### Task goal:
What number of lines hold the word "JSON"? State that number and nothing besides.

-- BEGIN Dataset rows --

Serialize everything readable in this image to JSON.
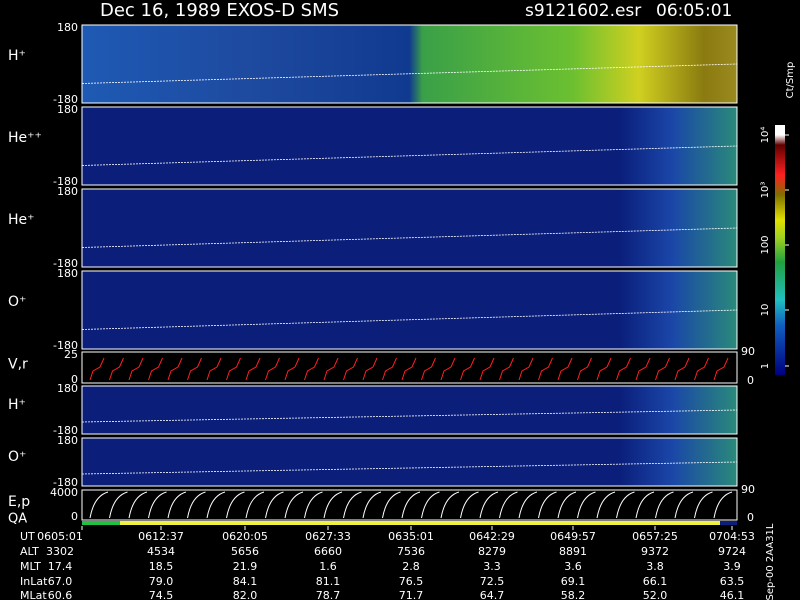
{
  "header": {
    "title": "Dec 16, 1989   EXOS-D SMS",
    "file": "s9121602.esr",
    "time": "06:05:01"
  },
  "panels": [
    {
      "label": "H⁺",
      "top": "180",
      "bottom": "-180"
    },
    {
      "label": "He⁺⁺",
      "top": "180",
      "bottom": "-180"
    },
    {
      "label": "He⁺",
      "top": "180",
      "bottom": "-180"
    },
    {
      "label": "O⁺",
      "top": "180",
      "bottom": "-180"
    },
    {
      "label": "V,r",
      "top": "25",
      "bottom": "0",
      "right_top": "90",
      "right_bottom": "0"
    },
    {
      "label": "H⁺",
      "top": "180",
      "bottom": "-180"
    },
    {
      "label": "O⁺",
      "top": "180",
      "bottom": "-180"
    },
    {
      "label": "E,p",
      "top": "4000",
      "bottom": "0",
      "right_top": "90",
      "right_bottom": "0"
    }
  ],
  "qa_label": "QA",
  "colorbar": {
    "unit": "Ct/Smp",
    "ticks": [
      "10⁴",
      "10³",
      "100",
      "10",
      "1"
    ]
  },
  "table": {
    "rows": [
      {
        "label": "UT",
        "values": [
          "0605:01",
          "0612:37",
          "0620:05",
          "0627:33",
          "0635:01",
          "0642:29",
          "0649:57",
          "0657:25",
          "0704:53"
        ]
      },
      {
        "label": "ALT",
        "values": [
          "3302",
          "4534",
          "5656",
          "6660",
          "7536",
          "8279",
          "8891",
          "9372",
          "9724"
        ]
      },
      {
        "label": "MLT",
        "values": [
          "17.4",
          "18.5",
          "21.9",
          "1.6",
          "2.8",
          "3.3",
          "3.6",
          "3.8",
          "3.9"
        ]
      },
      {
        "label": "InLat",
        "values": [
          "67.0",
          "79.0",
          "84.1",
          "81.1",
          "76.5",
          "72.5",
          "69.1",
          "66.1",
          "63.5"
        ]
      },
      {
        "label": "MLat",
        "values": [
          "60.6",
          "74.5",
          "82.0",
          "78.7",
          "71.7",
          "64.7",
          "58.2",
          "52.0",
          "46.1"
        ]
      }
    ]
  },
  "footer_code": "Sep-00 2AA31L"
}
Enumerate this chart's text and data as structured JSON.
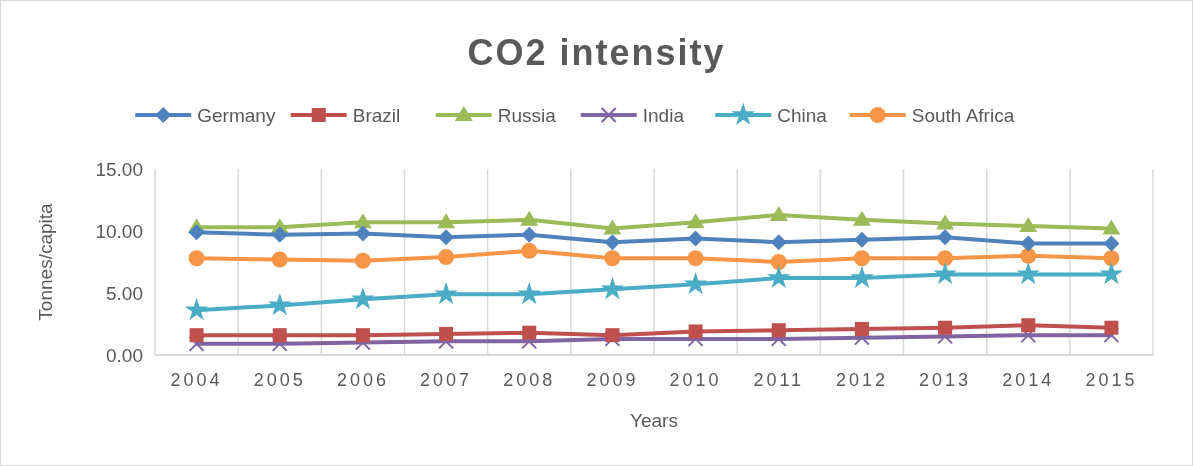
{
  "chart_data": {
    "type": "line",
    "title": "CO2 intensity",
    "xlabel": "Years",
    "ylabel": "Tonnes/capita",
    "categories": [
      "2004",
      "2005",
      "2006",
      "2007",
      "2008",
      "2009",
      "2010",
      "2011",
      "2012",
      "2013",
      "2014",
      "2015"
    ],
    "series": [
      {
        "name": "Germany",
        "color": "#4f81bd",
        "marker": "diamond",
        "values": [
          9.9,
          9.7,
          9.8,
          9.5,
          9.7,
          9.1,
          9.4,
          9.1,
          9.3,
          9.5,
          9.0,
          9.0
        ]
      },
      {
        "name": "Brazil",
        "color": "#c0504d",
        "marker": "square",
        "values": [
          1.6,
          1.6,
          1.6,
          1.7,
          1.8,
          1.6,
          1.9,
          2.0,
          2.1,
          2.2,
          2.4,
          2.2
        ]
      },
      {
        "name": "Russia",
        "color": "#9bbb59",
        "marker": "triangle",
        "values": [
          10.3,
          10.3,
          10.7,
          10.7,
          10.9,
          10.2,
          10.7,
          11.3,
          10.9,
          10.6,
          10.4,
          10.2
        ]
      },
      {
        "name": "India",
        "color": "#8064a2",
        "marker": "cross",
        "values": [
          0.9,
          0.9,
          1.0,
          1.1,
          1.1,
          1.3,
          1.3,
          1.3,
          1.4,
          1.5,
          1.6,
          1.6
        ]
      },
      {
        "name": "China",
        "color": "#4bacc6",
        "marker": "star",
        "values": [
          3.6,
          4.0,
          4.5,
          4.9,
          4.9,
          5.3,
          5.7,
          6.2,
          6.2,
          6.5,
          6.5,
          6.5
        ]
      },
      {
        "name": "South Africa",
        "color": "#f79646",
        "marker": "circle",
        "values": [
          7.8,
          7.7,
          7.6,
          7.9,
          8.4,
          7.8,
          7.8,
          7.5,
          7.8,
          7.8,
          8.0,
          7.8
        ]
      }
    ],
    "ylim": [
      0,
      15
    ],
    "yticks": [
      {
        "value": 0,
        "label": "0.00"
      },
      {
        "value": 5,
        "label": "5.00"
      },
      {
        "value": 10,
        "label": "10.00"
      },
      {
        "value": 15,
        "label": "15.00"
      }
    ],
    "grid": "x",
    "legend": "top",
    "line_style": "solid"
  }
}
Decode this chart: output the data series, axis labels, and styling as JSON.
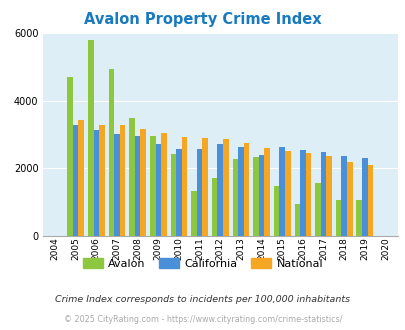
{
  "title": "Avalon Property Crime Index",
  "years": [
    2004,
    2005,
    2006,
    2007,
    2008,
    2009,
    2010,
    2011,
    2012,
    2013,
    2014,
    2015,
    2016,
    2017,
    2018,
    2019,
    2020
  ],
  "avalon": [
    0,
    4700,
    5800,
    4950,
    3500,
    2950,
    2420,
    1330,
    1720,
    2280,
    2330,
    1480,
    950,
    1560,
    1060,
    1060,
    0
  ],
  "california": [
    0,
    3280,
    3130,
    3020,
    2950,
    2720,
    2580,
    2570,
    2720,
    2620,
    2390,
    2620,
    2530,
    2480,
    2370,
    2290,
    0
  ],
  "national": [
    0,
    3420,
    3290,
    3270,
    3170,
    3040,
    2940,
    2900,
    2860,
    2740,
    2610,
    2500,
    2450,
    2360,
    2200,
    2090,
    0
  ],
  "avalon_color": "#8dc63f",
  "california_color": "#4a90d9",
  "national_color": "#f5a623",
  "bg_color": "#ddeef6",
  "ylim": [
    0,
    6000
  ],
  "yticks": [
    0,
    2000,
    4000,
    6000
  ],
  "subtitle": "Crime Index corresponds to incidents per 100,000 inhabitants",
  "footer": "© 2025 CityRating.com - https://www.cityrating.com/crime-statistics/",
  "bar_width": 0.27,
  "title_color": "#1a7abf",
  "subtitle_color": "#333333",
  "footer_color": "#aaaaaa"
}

-- END Dataset rows --

### Written reply:
3